_What is asked_
Determine how many lines contain the string "content", then reply with that figure only.
+++ Dataset extract +++
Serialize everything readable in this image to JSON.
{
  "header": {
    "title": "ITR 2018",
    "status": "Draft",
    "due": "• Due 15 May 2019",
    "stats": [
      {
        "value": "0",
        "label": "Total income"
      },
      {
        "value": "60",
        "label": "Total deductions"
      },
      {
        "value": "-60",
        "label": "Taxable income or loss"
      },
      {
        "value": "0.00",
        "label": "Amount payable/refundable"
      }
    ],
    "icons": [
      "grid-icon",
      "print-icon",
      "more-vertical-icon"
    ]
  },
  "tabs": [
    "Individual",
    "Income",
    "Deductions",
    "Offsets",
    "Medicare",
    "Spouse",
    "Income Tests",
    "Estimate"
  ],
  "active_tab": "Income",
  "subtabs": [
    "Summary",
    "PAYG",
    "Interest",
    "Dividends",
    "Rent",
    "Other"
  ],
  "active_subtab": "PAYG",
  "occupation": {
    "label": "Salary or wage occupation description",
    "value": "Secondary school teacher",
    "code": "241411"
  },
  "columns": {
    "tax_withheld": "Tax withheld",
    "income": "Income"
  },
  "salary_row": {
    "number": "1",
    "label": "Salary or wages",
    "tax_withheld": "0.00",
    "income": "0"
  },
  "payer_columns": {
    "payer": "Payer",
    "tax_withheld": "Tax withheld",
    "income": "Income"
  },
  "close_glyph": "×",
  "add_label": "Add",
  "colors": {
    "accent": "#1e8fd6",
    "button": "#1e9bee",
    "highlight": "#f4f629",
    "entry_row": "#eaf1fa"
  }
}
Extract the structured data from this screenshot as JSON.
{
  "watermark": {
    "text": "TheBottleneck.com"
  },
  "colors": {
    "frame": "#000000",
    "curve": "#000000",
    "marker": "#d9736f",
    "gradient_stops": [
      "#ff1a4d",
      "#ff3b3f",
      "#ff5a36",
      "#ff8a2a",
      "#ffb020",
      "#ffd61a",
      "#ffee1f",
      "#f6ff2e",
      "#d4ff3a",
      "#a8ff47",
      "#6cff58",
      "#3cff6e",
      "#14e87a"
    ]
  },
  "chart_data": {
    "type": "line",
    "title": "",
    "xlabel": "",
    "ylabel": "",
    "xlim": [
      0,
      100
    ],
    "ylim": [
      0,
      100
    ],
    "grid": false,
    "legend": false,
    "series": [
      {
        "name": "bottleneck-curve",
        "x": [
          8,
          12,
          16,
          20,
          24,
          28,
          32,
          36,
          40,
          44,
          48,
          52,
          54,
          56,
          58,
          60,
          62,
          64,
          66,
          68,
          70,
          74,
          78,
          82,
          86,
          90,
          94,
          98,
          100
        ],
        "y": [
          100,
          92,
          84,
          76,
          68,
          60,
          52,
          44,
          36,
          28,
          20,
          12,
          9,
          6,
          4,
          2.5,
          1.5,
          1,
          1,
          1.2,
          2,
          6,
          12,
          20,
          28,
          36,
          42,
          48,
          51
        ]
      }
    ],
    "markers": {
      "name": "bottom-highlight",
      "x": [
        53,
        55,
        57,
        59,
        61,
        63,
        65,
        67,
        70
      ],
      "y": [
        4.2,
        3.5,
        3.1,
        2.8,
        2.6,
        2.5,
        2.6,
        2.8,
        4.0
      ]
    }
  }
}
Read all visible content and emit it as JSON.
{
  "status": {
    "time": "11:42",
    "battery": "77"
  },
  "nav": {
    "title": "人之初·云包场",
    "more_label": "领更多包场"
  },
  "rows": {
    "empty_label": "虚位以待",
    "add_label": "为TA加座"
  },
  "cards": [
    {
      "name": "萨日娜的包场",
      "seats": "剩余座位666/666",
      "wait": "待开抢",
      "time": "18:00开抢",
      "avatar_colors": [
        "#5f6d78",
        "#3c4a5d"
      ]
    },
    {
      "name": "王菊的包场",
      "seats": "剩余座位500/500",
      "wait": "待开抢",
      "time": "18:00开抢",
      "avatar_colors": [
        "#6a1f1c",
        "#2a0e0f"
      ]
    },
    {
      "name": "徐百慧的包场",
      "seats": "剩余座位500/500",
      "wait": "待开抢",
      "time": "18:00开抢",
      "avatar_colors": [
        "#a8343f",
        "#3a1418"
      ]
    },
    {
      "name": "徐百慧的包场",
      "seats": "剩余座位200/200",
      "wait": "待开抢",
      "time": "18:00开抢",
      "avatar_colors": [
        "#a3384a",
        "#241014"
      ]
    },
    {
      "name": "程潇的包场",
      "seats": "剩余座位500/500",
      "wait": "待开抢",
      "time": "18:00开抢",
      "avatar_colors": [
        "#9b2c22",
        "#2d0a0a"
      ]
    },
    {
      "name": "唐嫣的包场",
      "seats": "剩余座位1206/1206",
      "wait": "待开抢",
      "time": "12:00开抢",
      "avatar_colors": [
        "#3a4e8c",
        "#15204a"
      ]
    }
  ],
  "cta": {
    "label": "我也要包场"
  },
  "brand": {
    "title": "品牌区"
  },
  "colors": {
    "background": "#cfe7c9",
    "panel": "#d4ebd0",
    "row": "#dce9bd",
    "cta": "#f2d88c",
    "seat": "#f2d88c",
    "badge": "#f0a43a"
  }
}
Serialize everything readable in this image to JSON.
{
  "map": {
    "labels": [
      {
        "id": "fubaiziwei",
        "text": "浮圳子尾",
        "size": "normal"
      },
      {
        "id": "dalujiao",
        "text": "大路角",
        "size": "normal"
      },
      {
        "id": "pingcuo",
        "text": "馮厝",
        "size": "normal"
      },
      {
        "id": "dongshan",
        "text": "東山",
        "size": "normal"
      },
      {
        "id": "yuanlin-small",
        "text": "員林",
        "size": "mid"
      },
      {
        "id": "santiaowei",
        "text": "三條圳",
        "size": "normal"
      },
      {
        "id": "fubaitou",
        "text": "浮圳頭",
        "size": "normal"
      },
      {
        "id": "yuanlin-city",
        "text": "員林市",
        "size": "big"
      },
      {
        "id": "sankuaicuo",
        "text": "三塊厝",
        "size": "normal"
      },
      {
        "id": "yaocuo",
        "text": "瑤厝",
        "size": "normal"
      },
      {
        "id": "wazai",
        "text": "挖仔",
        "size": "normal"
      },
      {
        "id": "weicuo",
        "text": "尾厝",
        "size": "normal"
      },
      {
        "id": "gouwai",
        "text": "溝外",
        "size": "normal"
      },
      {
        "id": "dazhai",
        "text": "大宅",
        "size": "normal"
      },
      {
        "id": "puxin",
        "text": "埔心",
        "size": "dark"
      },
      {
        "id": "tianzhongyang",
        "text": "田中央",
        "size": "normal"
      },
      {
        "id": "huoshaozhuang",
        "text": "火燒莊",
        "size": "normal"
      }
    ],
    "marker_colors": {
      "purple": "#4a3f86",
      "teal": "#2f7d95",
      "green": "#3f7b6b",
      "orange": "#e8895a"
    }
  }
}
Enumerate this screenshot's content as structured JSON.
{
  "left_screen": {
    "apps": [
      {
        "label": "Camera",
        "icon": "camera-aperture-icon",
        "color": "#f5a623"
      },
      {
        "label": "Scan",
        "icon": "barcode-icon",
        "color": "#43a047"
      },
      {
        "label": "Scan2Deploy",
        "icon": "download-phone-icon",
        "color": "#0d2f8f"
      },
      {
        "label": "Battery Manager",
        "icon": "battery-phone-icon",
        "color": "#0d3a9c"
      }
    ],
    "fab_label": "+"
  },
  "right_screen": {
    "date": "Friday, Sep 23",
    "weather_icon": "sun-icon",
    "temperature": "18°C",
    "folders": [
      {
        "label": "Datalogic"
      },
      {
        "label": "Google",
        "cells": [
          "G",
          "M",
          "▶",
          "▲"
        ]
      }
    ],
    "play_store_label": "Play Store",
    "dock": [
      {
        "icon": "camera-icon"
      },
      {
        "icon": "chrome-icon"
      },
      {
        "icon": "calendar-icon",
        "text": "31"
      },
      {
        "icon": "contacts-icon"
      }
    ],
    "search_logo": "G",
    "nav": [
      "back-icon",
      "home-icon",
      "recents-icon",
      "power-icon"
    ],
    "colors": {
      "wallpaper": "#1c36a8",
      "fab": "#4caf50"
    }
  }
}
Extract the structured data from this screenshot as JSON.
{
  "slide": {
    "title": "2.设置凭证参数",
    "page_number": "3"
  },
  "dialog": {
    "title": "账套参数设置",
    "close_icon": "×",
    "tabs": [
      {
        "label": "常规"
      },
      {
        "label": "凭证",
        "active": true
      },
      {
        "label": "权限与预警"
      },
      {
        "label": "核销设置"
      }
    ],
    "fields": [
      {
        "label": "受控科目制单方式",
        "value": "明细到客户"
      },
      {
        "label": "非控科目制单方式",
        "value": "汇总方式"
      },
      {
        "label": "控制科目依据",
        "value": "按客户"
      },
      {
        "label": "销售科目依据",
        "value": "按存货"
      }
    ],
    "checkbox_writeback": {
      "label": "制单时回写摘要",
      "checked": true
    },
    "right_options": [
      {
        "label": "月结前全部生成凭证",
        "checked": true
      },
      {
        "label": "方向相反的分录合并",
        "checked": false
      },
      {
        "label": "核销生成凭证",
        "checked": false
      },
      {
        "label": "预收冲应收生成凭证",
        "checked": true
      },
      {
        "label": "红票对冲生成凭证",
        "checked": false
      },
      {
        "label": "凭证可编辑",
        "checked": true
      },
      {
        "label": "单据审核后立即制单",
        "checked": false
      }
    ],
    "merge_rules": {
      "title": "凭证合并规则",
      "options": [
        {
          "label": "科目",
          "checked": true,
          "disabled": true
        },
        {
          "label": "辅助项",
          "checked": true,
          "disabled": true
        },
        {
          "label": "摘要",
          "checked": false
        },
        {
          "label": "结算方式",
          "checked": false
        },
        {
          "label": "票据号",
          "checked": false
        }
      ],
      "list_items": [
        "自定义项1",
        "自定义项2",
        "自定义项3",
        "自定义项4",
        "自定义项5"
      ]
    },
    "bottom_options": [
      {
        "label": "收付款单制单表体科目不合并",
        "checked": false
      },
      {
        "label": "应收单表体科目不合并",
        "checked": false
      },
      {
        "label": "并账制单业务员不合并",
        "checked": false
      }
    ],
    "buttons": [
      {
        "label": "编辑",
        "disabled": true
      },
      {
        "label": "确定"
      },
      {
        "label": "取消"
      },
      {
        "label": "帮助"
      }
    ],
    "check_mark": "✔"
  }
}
+++
_Task output_
2